BEGIN

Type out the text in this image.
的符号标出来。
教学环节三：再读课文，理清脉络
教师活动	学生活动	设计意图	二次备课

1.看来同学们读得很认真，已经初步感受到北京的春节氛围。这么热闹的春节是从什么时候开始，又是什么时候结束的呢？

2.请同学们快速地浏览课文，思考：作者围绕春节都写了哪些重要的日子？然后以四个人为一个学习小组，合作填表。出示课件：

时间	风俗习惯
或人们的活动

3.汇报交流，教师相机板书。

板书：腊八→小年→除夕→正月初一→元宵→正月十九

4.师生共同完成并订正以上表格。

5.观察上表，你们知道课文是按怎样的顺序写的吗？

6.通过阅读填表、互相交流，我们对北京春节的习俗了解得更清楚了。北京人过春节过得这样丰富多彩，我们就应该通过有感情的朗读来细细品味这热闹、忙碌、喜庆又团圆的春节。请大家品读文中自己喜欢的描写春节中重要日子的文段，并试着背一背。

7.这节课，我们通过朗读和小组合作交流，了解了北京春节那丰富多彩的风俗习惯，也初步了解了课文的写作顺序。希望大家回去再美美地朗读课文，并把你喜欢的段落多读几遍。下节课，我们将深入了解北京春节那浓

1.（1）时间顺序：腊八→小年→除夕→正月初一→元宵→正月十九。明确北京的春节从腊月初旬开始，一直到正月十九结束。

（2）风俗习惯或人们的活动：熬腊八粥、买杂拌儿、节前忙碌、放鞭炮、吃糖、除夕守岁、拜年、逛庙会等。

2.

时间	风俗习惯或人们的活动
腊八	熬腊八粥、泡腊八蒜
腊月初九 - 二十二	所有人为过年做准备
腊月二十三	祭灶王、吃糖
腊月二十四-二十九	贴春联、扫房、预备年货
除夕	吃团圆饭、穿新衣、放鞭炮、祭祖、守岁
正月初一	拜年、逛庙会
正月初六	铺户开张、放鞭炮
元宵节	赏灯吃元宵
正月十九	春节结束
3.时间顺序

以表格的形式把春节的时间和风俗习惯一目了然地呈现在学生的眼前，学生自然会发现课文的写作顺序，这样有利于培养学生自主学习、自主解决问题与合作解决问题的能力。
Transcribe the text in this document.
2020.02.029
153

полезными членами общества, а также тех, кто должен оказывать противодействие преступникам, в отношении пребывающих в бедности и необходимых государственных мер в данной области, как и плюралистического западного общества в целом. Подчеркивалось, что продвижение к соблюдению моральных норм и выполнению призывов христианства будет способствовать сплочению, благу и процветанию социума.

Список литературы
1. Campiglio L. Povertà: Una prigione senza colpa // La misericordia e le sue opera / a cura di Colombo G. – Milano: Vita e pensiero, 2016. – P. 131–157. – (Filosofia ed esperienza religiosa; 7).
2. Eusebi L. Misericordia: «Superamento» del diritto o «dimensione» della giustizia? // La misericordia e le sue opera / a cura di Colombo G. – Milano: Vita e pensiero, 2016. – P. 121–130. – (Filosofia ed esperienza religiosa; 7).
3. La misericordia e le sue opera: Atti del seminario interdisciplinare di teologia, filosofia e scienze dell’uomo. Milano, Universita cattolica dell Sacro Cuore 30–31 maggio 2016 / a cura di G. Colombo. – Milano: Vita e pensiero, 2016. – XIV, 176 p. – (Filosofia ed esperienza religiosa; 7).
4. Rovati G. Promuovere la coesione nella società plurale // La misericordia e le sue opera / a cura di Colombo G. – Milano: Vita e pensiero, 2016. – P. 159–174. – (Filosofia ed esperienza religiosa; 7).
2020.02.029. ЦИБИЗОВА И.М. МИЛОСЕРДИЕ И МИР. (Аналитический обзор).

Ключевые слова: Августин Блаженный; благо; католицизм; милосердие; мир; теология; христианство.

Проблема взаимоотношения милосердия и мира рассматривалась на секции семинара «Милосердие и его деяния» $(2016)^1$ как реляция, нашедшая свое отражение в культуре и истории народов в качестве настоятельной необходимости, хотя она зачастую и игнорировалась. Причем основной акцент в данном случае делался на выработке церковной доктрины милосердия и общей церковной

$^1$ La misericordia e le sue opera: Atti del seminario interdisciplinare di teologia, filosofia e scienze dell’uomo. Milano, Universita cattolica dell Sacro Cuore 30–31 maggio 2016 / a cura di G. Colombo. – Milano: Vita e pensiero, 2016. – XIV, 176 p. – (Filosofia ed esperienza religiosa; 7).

END

■ Problem details ■
Return every entry verbatim.

■ Written solution ■
Type out the text in this image.
的符号标出来。
教学环节三：再读课文，理清脉络
教师活动	学生活动	设计意图	二次备课

1.看来同学们读得很认真，已经初步感受到北京的春节氛围。这么热闹的春节是从什么时候开始，又是什么时候结束的呢？

2.请同学们快速地浏览课文，思考：作者围绕春节都写了哪些重要的日子？然后以四个人为一个学习小组，合作填表。出示课件：

时间	风俗习惯
或人们的活动

3.汇报交流，教师相机板书。

板书：腊八→小年→除夕→正月初一→元宵→正月十九

4.师生共同完成并订正以上表格。

5.观察上表，你们知道课文是按怎样的顺序写的吗？

6.通过阅读填表、互相交流，我们对北京春节的习俗了解得更清楚了。北京人过春节过得这样丰富多彩，我们就应该通过有感情的朗读来细细品味这热闹、忙碌、喜庆又团圆的春节。请大家品读文中自己喜欢的描写春节中重要日子的文段，并试着背一背。

7.这节课，我们通过朗读和小组合作交流，了解了北京春节那丰富多彩的风俗习惯，也初步了解了课文的写作顺序。希望大家回去再美美地朗读课文，并把你喜欢的段落多读几遍。下节课，我们将深入了解北京春节那浓

1.（1）时间顺序：腊八→小年→除夕→正月初一→元宵→正月十九。明确北京的春节从腊月初旬开始，一直到正月十九结束。

（2）风俗习惯或人们的活动：熬腊八粥、买杂拌儿、节前忙碌、放鞭炮、吃糖、除夕守岁、拜年、逛庙会等。

2.

时间	风俗习惯或人们的活动
腊八	熬腊八粥、泡腊八蒜
腊月初九 - 二十二	所有人为过年做准备
腊月二十三	祭灶王、吃糖
腊月二十四-二十九	贴春联、扫房、预备年货
除夕	吃团圆饭、穿新衣、放鞭炮、祭祖、守岁
正月初一	拜年、逛庙会
正月初六	铺户开张、放鞭炮
元宵节	赏灯吃元宵
正月十九	春节结束
3.时间顺序

以表格的形式把春节的时间和风俗习惯一目了然地呈现在学生的眼前，学生自然会发现课文的写作顺序，这样有利于培养学生自主学习、自主解决问题与合作解决问题的能力。
Transcribe the text in this document.
2020.02.029
153

полезными членами общества, а также тех, кто должен оказывать противодействие преступникам, в отношении пребывающих в бедности и необходимых государственных мер в данной области, как и плюралистического западного общества в целом. Подчеркивалось, что продвижение к соблюдению моральных норм и выполнению призывов христианства будет способствовать сплочению, благу и процветанию социума.

Список литературы
1. Campiglio L. Povertà: Una prigione senza colpa // La misericordia e le sue opera / a cura di Colombo G. – Milano: Vita e pensiero, 2016. – P. 131–157. – (Filosofia ed esperienza religiosa; 7).
2. Eusebi L. Misericordia: «Superamento» del diritto o «dimensione» della giustizia? // La misericordia e le sue opera / a cura di Colombo G. – Milano: Vita e pensiero, 2016. – P. 121–130. – (Filosofia ed esperienza religiosa; 7).
3. La misericordia e le sue opera: Atti del seminario interdisciplinare di teologia, filosofia e scienze dell’uomo. Milano, Universita cattolica dell Sacro Cuore 30–31 maggio 2016 / a cura di G. Colombo. – Milano: Vita e pensiero, 2016. – XIV, 176 p. – (Filosofia ed esperienza religiosa; 7).
4. Rovati G. Promuovere la coesione nella società plurale // La misericordia e le sue opera / a cura di Colombo G. – Milano: Vita e pensiero, 2016. – P. 159–174. – (Filosofia ed esperienza religiosa; 7).
2020.02.029. ЦИБИЗОВА И.М. МИЛОСЕРДИЕ И МИР. (Аналитический обзор).

Ключевые слова: Августин Блаженный; благо; католицизм; милосердие; мир; теология; христианство.

Проблема взаимоотношения милосердия и мира рассматривалась на секции семинара «Милосердие и его деяния» $(2016)^1$ как реляция, нашедшая свое отражение в культуре и истории народов в качестве настоятельной необходимости, хотя она зачастую и игнорировалась. Причем основной акцент в данном случае делался на выработке церковной доктрины милосердия и общей церковной

$^1$ La misericordia e le sue opera: Atti del seminario interdisciplinare di teologia, filosofia e scienze dell’uomo. Milano, Universita cattolica dell Sacro Cuore 30–31 maggio 2016 / a cura di G. Colombo. – Milano: Vita e pensiero, 2016. – XIV, 176 p. – (Filosofia ed esperienza religiosa; 7).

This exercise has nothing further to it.